>> begin AVAILABLE RECORDS
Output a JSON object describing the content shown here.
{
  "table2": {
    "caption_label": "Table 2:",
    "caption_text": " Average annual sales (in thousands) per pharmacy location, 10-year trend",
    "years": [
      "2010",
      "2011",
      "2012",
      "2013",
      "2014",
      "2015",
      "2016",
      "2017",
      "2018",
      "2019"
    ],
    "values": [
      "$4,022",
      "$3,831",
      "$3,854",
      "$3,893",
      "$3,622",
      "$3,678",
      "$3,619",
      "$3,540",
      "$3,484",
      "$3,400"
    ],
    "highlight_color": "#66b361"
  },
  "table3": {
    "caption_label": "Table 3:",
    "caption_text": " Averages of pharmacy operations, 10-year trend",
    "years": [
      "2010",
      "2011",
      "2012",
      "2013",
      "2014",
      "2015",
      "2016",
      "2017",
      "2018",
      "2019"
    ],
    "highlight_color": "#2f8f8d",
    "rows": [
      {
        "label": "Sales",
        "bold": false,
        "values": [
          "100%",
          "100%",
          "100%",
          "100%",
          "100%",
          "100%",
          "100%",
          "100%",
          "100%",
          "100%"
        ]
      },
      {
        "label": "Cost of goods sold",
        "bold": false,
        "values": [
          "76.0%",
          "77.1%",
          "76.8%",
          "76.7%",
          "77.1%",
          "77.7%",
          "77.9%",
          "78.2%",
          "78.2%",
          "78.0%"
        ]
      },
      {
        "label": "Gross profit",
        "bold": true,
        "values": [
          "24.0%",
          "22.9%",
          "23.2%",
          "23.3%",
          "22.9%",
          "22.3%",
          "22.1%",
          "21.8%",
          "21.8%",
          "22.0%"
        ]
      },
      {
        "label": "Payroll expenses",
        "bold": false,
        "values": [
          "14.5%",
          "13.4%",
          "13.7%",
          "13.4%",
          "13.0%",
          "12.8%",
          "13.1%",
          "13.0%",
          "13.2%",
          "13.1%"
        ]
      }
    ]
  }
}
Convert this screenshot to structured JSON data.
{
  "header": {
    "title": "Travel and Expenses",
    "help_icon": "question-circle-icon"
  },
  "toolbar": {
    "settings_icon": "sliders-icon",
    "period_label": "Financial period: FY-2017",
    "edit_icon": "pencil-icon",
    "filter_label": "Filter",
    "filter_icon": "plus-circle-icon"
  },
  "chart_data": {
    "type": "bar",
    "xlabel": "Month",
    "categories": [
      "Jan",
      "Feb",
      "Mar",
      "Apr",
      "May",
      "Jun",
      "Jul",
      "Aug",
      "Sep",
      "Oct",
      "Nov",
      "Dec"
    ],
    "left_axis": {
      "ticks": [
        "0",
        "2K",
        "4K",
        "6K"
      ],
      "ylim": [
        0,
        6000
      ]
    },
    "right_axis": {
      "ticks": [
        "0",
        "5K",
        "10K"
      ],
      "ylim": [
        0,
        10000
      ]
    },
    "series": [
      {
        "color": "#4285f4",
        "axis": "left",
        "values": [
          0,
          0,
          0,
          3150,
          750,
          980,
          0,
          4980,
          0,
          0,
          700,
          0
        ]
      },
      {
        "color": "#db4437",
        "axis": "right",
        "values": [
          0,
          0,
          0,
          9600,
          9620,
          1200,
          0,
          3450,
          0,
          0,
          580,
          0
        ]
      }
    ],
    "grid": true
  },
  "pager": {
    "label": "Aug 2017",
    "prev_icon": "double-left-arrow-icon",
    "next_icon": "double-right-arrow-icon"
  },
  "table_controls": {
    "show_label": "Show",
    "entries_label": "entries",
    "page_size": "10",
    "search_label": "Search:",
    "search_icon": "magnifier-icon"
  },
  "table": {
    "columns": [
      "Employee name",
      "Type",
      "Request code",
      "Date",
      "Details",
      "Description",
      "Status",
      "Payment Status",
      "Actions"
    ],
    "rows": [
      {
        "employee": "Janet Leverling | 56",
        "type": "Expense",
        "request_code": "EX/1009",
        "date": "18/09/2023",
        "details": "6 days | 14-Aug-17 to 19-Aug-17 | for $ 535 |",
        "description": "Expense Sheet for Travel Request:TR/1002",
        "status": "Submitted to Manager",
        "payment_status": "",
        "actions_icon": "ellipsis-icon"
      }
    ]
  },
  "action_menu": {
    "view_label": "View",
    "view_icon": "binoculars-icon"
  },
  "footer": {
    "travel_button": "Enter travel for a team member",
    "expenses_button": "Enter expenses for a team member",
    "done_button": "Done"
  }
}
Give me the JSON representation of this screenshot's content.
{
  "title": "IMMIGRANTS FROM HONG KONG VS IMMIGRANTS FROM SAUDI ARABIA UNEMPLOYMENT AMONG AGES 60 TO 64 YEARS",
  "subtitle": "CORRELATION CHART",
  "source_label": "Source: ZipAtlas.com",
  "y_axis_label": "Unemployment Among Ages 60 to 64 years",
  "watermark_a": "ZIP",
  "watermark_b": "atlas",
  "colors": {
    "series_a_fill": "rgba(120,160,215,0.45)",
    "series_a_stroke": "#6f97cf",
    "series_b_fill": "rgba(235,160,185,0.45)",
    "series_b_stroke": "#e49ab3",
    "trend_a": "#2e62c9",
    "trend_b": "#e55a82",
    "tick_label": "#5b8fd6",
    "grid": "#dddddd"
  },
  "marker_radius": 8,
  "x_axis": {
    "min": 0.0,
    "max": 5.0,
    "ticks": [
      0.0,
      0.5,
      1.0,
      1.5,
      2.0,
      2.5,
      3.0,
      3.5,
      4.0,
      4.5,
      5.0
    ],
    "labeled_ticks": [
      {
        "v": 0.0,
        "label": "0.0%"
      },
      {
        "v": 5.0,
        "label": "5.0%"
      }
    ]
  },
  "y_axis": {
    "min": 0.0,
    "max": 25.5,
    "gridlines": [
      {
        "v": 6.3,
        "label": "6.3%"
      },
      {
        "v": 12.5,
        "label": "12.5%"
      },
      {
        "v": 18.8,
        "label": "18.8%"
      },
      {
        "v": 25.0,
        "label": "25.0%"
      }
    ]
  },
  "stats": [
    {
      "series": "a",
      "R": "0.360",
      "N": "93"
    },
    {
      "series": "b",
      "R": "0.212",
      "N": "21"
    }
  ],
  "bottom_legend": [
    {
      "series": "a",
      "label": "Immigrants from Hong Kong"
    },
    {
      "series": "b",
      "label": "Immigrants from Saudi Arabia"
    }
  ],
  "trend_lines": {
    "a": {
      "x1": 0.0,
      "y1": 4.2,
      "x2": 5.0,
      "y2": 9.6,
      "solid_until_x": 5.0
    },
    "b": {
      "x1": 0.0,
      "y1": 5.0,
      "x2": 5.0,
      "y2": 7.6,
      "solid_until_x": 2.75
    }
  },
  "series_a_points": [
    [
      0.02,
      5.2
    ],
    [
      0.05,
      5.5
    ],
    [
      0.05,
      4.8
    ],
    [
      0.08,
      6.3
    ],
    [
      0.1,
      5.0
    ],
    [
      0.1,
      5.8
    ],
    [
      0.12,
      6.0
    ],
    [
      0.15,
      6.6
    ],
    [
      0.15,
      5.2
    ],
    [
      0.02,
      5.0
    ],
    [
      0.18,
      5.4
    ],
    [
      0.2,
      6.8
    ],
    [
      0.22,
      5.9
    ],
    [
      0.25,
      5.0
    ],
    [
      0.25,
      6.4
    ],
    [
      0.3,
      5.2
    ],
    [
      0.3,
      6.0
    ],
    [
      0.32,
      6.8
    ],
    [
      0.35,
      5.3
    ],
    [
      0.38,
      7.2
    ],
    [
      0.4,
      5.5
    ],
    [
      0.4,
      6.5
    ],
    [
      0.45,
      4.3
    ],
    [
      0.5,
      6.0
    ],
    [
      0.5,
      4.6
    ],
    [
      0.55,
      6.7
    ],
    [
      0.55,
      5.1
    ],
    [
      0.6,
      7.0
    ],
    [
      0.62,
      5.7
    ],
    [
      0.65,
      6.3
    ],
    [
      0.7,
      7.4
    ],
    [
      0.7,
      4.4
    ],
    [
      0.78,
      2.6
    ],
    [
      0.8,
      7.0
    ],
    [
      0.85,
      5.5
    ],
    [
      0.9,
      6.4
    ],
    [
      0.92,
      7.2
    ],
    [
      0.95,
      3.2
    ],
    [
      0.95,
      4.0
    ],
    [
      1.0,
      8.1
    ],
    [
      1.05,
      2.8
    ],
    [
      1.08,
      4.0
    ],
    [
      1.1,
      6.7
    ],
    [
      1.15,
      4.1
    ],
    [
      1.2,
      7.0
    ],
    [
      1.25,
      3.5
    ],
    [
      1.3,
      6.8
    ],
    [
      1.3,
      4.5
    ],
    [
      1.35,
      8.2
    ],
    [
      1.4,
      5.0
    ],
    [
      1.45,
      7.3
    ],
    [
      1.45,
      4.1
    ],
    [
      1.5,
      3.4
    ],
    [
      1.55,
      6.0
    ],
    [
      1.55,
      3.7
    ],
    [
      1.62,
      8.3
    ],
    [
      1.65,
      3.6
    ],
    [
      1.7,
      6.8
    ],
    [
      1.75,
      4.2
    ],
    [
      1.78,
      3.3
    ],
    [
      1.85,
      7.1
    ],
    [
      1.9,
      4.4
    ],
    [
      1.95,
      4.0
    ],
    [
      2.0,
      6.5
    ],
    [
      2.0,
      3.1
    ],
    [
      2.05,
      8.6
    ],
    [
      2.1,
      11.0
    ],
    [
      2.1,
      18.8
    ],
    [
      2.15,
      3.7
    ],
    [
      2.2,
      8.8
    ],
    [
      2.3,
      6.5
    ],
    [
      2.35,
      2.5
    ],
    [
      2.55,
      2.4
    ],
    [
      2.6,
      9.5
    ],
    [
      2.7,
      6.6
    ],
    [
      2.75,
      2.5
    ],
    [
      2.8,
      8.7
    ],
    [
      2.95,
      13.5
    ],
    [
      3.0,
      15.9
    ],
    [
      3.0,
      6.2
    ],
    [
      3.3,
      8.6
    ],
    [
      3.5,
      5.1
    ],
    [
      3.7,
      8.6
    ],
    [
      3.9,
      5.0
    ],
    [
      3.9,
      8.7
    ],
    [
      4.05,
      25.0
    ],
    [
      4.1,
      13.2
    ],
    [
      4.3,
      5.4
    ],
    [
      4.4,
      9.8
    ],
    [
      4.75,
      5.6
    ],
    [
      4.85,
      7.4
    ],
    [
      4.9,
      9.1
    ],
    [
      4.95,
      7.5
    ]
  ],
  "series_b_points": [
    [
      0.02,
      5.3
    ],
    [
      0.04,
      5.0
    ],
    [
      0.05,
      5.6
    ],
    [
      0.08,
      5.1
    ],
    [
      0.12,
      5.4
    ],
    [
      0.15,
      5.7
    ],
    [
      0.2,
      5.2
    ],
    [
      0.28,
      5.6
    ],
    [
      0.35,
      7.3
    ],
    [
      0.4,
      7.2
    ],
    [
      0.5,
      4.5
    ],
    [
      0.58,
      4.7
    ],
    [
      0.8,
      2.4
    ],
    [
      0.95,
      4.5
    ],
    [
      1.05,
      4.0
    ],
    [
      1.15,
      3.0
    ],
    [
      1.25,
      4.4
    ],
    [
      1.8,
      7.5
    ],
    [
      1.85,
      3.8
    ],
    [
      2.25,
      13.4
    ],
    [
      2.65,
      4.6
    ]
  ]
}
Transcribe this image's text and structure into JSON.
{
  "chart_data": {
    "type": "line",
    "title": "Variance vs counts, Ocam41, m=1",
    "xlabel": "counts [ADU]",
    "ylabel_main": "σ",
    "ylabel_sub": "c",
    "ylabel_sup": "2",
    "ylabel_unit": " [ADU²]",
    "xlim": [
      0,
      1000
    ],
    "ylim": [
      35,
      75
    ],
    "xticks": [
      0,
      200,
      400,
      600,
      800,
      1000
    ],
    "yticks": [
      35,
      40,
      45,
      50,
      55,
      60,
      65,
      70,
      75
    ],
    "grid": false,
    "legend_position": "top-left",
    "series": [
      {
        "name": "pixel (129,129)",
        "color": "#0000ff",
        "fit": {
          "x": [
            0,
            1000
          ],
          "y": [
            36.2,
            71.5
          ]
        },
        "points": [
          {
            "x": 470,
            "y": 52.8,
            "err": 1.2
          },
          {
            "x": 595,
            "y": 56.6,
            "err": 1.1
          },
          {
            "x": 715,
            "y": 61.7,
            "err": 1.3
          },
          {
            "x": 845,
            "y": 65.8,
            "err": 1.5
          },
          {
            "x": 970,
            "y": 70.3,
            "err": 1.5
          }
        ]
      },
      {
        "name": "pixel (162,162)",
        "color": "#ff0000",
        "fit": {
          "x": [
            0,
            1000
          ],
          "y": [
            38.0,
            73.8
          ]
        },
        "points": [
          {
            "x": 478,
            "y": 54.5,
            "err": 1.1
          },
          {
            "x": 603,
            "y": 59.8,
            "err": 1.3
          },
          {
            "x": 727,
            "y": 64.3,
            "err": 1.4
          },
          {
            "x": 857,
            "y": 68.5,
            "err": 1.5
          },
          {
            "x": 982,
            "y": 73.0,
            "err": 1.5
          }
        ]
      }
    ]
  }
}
>> end AVAILABLE RECORDS
TASK INSTRUCTIONS: Give back exactly the lines running from the line containing "Transcribe this image's" through the end of the material above, both included, and nothing beyond them.

FINISHED ANSWER:
Transcribe this image's text and structure into JSON.
{
  "chart_data": {
    "type": "line",
    "title": "Variance vs counts, Ocam41, m=1",
    "xlabel": "counts [ADU]",
    "ylabel_main": "σ",
    "ylabel_sub": "c",
    "ylabel_sup": "2",
    "ylabel_unit": " [ADU²]",
    "xlim": [
      0,
      1000
    ],
    "ylim": [
      35,
      75
    ],
    "xticks": [
      0,
      200,
      400,
      600,
      800,
      1000
    ],
    "yticks": [
      35,
      40,
      45,
      50,
      55,
      60,
      65,
      70,
      75
    ],
    "grid": false,
    "legend_position": "top-left",
    "series": [
      {
        "name": "pixel (129,129)",
        "color": "#0000ff",
        "fit": {
          "x": [
            0,
            1000
          ],
          "y": [
            36.2,
            71.5
          ]
        },
        "points": [
          {
            "x": 470,
            "y": 52.8,
            "err": 1.2
          },
          {
            "x": 595,
            "y": 56.6,
            "err": 1.1
          },
          {
            "x": 715,
            "y": 61.7,
            "err": 1.3
          },
          {
            "x": 845,
            "y": 65.8,
            "err": 1.5
          },
          {
            "x": 970,
            "y": 70.3,
            "err": 1.5
          }
        ]
      },
      {
        "name": "pixel (162,162)",
        "color": "#ff0000",
        "fit": {
          "x": [
            0,
            1000
          ],
          "y": [
            38.0,
            73.8
          ]
        },
        "points": [
          {
            "x": 478,
            "y": 54.5,
            "err": 1.1
          },
          {
            "x": 603,
            "y": 59.8,
            "err": 1.3
          },
          {
            "x": 727,
            "y": 64.3,
            "err": 1.4
          },
          {
            "x": 857,
            "y": 68.5,
            "err": 1.5
          },
          {
            "x": 982,
            "y": 73.0,
            "err": 1.5
          }
        ]
      }
    ]
  }
}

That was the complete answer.